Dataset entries
-=-=-=-=-

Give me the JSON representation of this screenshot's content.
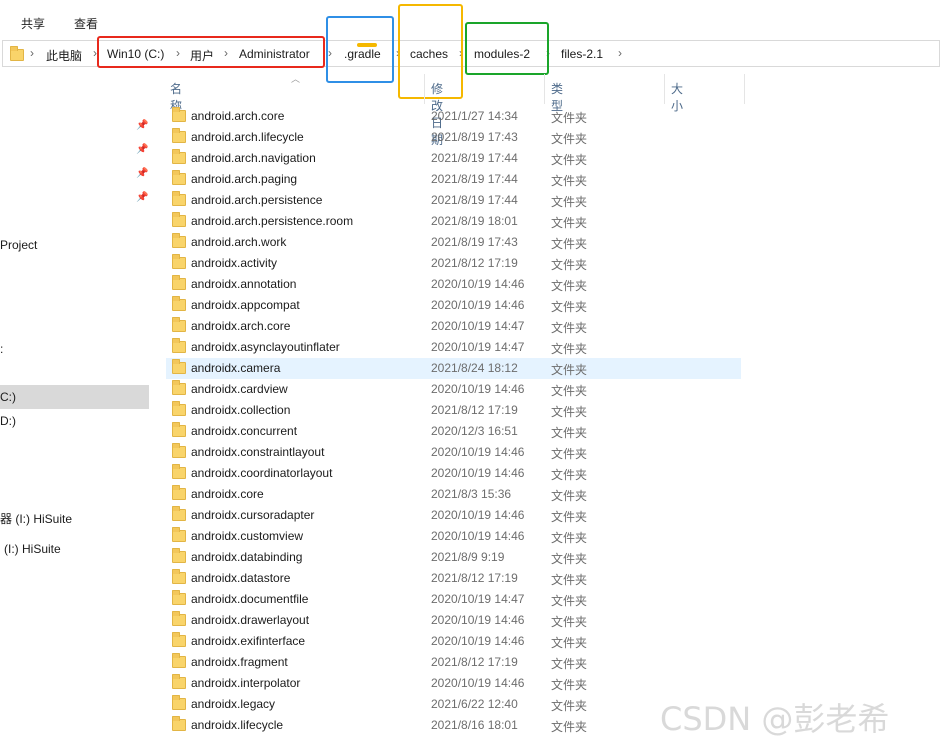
{
  "ribbon": {
    "tabs": [
      "共享",
      "查看"
    ]
  },
  "address_bar": {
    "crumbs": [
      "此电脑",
      "Win10 (C:)",
      "用户",
      "Administrator",
      ".gradle",
      "caches",
      "modules-2",
      "files-2.1"
    ]
  },
  "annotation_colors": {
    "red": "#e8291c",
    "blue": "#2f8fe6",
    "yellow": "#f5b800",
    "green": "#1aa52a"
  },
  "sidebar": {
    "items": [
      "Project",
      ":",
      "C:)",
      "D:)",
      "器 (I:) HiSuite",
      "(I:) HiSuite"
    ],
    "selected_index": 2
  },
  "columns": {
    "name": "名称",
    "date": "修改日期",
    "type": "类型",
    "size": "大小"
  },
  "files": [
    {
      "name": "android.arch.core",
      "date": "2021/1/27 14:34",
      "type": "文件夹"
    },
    {
      "name": "android.arch.lifecycle",
      "date": "2021/8/19 17:43",
      "type": "文件夹"
    },
    {
      "name": "android.arch.navigation",
      "date": "2021/8/19 17:44",
      "type": "文件夹"
    },
    {
      "name": "android.arch.paging",
      "date": "2021/8/19 17:44",
      "type": "文件夹"
    },
    {
      "name": "android.arch.persistence",
      "date": "2021/8/19 17:44",
      "type": "文件夹"
    },
    {
      "name": "android.arch.persistence.room",
      "date": "2021/8/19 18:01",
      "type": "文件夹"
    },
    {
      "name": "android.arch.work",
      "date": "2021/8/19 17:43",
      "type": "文件夹"
    },
    {
      "name": "androidx.activity",
      "date": "2021/8/12 17:19",
      "type": "文件夹"
    },
    {
      "name": "androidx.annotation",
      "date": "2020/10/19 14:46",
      "type": "文件夹"
    },
    {
      "name": "androidx.appcompat",
      "date": "2020/10/19 14:46",
      "type": "文件夹"
    },
    {
      "name": "androidx.arch.core",
      "date": "2020/10/19 14:47",
      "type": "文件夹"
    },
    {
      "name": "androidx.asynclayoutinflater",
      "date": "2020/10/19 14:47",
      "type": "文件夹"
    },
    {
      "name": "androidx.camera",
      "date": "2021/8/24 18:12",
      "type": "文件夹",
      "highlighted": true
    },
    {
      "name": "androidx.cardview",
      "date": "2020/10/19 14:46",
      "type": "文件夹"
    },
    {
      "name": "androidx.collection",
      "date": "2021/8/12 17:19",
      "type": "文件夹"
    },
    {
      "name": "androidx.concurrent",
      "date": "2020/12/3 16:51",
      "type": "文件夹"
    },
    {
      "name": "androidx.constraintlayout",
      "date": "2020/10/19 14:46",
      "type": "文件夹"
    },
    {
      "name": "androidx.coordinatorlayout",
      "date": "2020/10/19 14:46",
      "type": "文件夹"
    },
    {
      "name": "androidx.core",
      "date": "2021/8/3 15:36",
      "type": "文件夹"
    },
    {
      "name": "androidx.cursoradapter",
      "date": "2020/10/19 14:46",
      "type": "文件夹"
    },
    {
      "name": "androidx.customview",
      "date": "2020/10/19 14:46",
      "type": "文件夹"
    },
    {
      "name": "androidx.databinding",
      "date": "2021/8/9 9:19",
      "type": "文件夹"
    },
    {
      "name": "androidx.datastore",
      "date": "2021/8/12 17:19",
      "type": "文件夹"
    },
    {
      "name": "androidx.documentfile",
      "date": "2020/10/19 14:47",
      "type": "文件夹"
    },
    {
      "name": "androidx.drawerlayout",
      "date": "2020/10/19 14:46",
      "type": "文件夹"
    },
    {
      "name": "androidx.exifinterface",
      "date": "2020/10/19 14:46",
      "type": "文件夹"
    },
    {
      "name": "androidx.fragment",
      "date": "2021/8/12 17:19",
      "type": "文件夹"
    },
    {
      "name": "androidx.interpolator",
      "date": "2020/10/19 14:46",
      "type": "文件夹"
    },
    {
      "name": "androidx.legacy",
      "date": "2021/6/22 12:40",
      "type": "文件夹"
    },
    {
      "name": "androidx.lifecycle",
      "date": "2021/8/16 18:01",
      "type": "文件夹"
    }
  ],
  "watermark": "CSDN @彭老希"
}
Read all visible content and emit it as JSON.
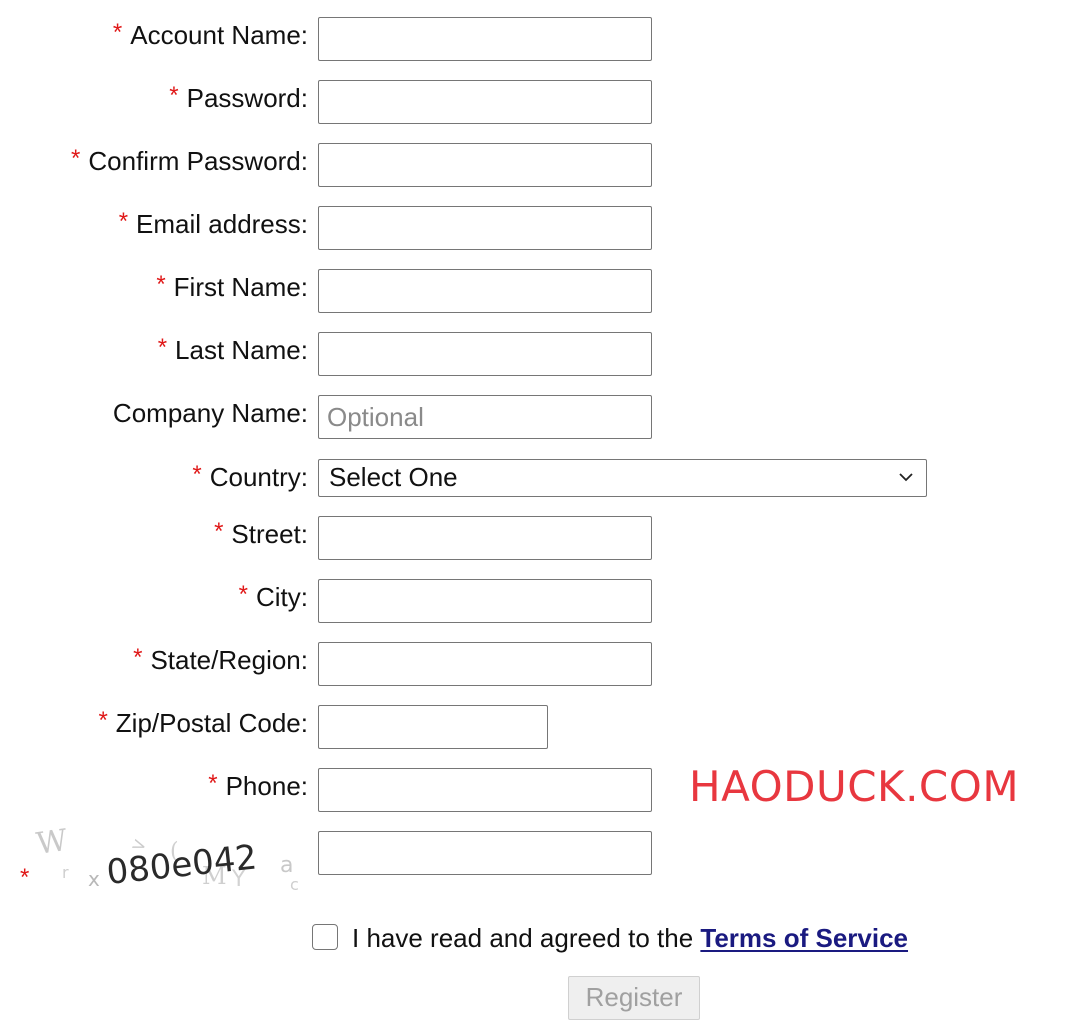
{
  "form": {
    "required_marker": "*",
    "fields": [
      {
        "label": "Account Name:",
        "required": true,
        "value": "",
        "placeholder": ""
      },
      {
        "label": "Password:",
        "required": true,
        "value": "",
        "placeholder": ""
      },
      {
        "label": "Confirm Password:",
        "required": true,
        "value": "",
        "placeholder": ""
      },
      {
        "label": "Email address:",
        "required": true,
        "value": "",
        "placeholder": ""
      },
      {
        "label": "First Name:",
        "required": true,
        "value": "",
        "placeholder": ""
      },
      {
        "label": "Last Name:",
        "required": true,
        "value": "",
        "placeholder": ""
      },
      {
        "label": "Company Name:",
        "required": false,
        "value": "",
        "placeholder": "Optional"
      },
      {
        "label": "Country:",
        "required": true,
        "selected": "Select One"
      },
      {
        "label": "Street:",
        "required": true,
        "value": "",
        "placeholder": ""
      },
      {
        "label": "City:",
        "required": true,
        "value": "",
        "placeholder": ""
      },
      {
        "label": "State/Region:",
        "required": true,
        "value": "",
        "placeholder": ""
      },
      {
        "label": "Zip/Postal Code:",
        "required": true,
        "value": "",
        "placeholder": ""
      },
      {
        "label": "Phone:",
        "required": true,
        "value": "",
        "placeholder": ""
      }
    ],
    "captcha": {
      "required": true,
      "code": "080e042",
      "value": ""
    },
    "agreement": {
      "checked": false,
      "text": "I have read and agreed to the",
      "link_text": "Terms of Service"
    },
    "submit_label": "Register"
  },
  "watermark": "HAODUCK.COM",
  "colors": {
    "required": "#e01818",
    "link": "#1a1a80",
    "watermark": "#e8373f",
    "disabled_text": "#a0a0a0"
  },
  "icons": {
    "country_dropdown": "chevron-down-icon",
    "captcha": "captcha-image"
  }
}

-=-=-=-=-

▶ _What you should do_: Repeat all of the records verbatim, leaving out the pictures.

▶ _Solved problem_:
Give me the JSON representation of this screenshot's content.
{
  "ribbon": {
    "tabs": [
      "共享",
      "查看"
    ]
  },
  "address_bar": {
    "crumbs": [
      "此电脑",
      "Win10 (C:)",
      "用户",
      "Administrator",
      ".gradle",
      "caches",
      "modules-2",
      "files-2.1"
    ]
  },
  "annotation_colors": {
    "red": "#e8291c",
    "blue": "#2f8fe6",
    "yellow": "#f5b800",
    "green": "#1aa52a"
  },
  "sidebar": {
    "items": [
      "Project",
      ":",
      "C:)",
      "D:)",
      "器 (I:) HiSuite",
      "(I:) HiSuite"
    ],
    "selected_index": 2
  },
  "columns": {
    "name": "名称",
    "date": "修改日期",
    "type": "类型",
    "size": "大小"
  },
  "files": [
    {
      "name": "android.arch.core",
      "date": "2021/1/27 14:34",
      "type": "文件夹"
    },
    {
      "name": "android.arch.lifecycle",
      "date": "2021/8/19 17:43",
      "type": "文件夹"
    },
    {
      "name": "android.arch.navigation",
      "date": "2021/8/19 17:44",
      "type": "文件夹"
    },
    {
      "name": "android.arch.paging",
      "date": "2021/8/19 17:44",
      "type": "文件夹"
    },
    {
      "name": "android.arch.persistence",
      "date": "2021/8/19 17:44",
      "type": "文件夹"
    },
    {
      "name": "android.arch.persistence.room",
      "date": "2021/8/19 18:01",
      "type": "文件夹"
    },
    {
      "name": "android.arch.work",
      "date": "2021/8/19 17:43",
      "type": "文件夹"
    },
    {
      "name": "androidx.activity",
      "date": "2021/8/12 17:19",
      "type": "文件夹"
    },
    {
      "name": "androidx.annotation",
      "date": "2020/10/19 14:46",
      "type": "文件夹"
    },
    {
      "name": "androidx.appcompat",
      "date": "2020/10/19 14:46",
      "type": "文件夹"
    },
    {
      "name": "androidx.arch.core",
      "date": "2020/10/19 14:47",
      "type": "文件夹"
    },
    {
      "name": "androidx.asynclayoutinflater",
      "date": "2020/10/19 14:47",
      "type": "文件夹"
    },
    {
      "name": "androidx.camera",
      "date": "2021/8/24 18:12",
      "type": "文件夹",
      "highlighted": true
    },
    {
      "name": "androidx.cardview",
      "date": "2020/10/19 14:46",
      "type": "文件夹"
    },
    {
      "name": "androidx.collection",
      "date": "2021/8/12 17:19",
      "type": "文件夹"
    },
    {
      "name": "androidx.concurrent",
      "date": "2020/12/3 16:51",
      "type": "文件夹"
    },
    {
      "name": "androidx.constraintlayout",
      "date": "2020/10/19 14:46",
      "type": "文件夹"
    },
    {
      "name": "androidx.coordinatorlayout",
      "date": "2020/10/19 14:46",
      "type": "文件夹"
    },
    {
      "name": "androidx.core",
      "date": "2021/8/3 15:36",
      "type": "文件夹"
    },
    {
      "name": "androidx.cursoradapter",
      "date": "2020/10/19 14:46",
      "type": "文件夹"
    },
    {
      "name": "androidx.customview",
      "date": "2020/10/19 14:46",
      "type": "文件夹"
    },
    {
      "name": "androidx.databinding",
      "date": "2021/8/9 9:19",
      "type": "文件夹"
    },
    {
      "name": "androidx.datastore",
      "date": "2021/8/12 17:19",
      "type": "文件夹"
    },
    {
      "name": "androidx.documentfile",
      "date": "2020/10/19 14:47",
      "type": "文件夹"
    },
    {
      "name": "androidx.drawerlayout",
      "date": "2020/10/19 14:46",
      "type": "文件夹"
    },
    {
      "name": "androidx.exifinterface",
      "date": "2020/10/19 14:46",
      "type": "文件夹"
    },
    {
      "name": "androidx.fragment",
      "date": "2021/8/12 17:19",
      "type": "文件夹"
    },
    {
      "name": "androidx.interpolator",
      "date": "2020/10/19 14:46",
      "type": "文件夹"
    },
    {
      "name": "androidx.legacy",
      "date": "2021/6/22 12:40",
      "type": "文件夹"
    },
    {
      "name": "androidx.lifecycle",
      "date": "2021/8/16 18:01",
      "type": "文件夹"
    }
  ],
  "watermark": "CSDN @彭老希"
}
Read all visible content and emit it as JSON.
{
  "form": {
    "required_marker": "*",
    "fields": [
      {
        "label": "Account Name:",
        "required": true,
        "value": "",
        "placeholder": ""
      },
      {
        "label": "Password:",
        "required": true,
        "value": "",
        "placeholder": ""
      },
      {
        "label": "Confirm Password:",
        "required": true,
        "value": "",
        "placeholder": ""
      },
      {
        "label": "Email address:",
        "required": true,
        "value": "",
        "placeholder": ""
      },
      {
        "label": "First Name:",
        "required": true,
        "value": "",
        "placeholder": ""
      },
      {
        "label": "Last Name:",
        "required": true,
        "value": "",
        "placeholder": ""
      },
      {
        "label": "Company Name:",
        "required": false,
        "value": "",
        "placeholder": "Optional"
      },
      {
        "label": "Country:",
        "required": true,
        "selected": "Select One"
      },
      {
        "label": "Street:",
        "required": true,
        "value": "",
        "placeholder": ""
      },
      {
        "label": "City:",
        "required": true,
        "value": "",
        "placeholder": ""
      },
      {
        "label": "State/Region:",
        "required": true,
        "value": "",
        "placeholder": ""
      },
      {
        "label": "Zip/Postal Code:",
        "required": true,
        "value": "",
        "placeholder": ""
      },
      {
        "label": "Phone:",
        "required": true,
        "value": "",
        "placeholder": ""
      }
    ],
    "captcha": {
      "required": true,
      "code": "080e042",
      "value": ""
    },
    "agreement": {
      "checked": false,
      "text": "I have read and agreed to the",
      "link_text": "Terms of Service"
    },
    "submit_label": "Register"
  },
  "watermark": "HAODUCK.COM",
  "colors": {
    "required": "#e01818",
    "link": "#1a1a80",
    "watermark": "#e8373f",
    "disabled_text": "#a0a0a0"
  },
  "icons": {
    "country_dropdown": "chevron-down-icon",
    "captcha": "captcha-image"
  }
}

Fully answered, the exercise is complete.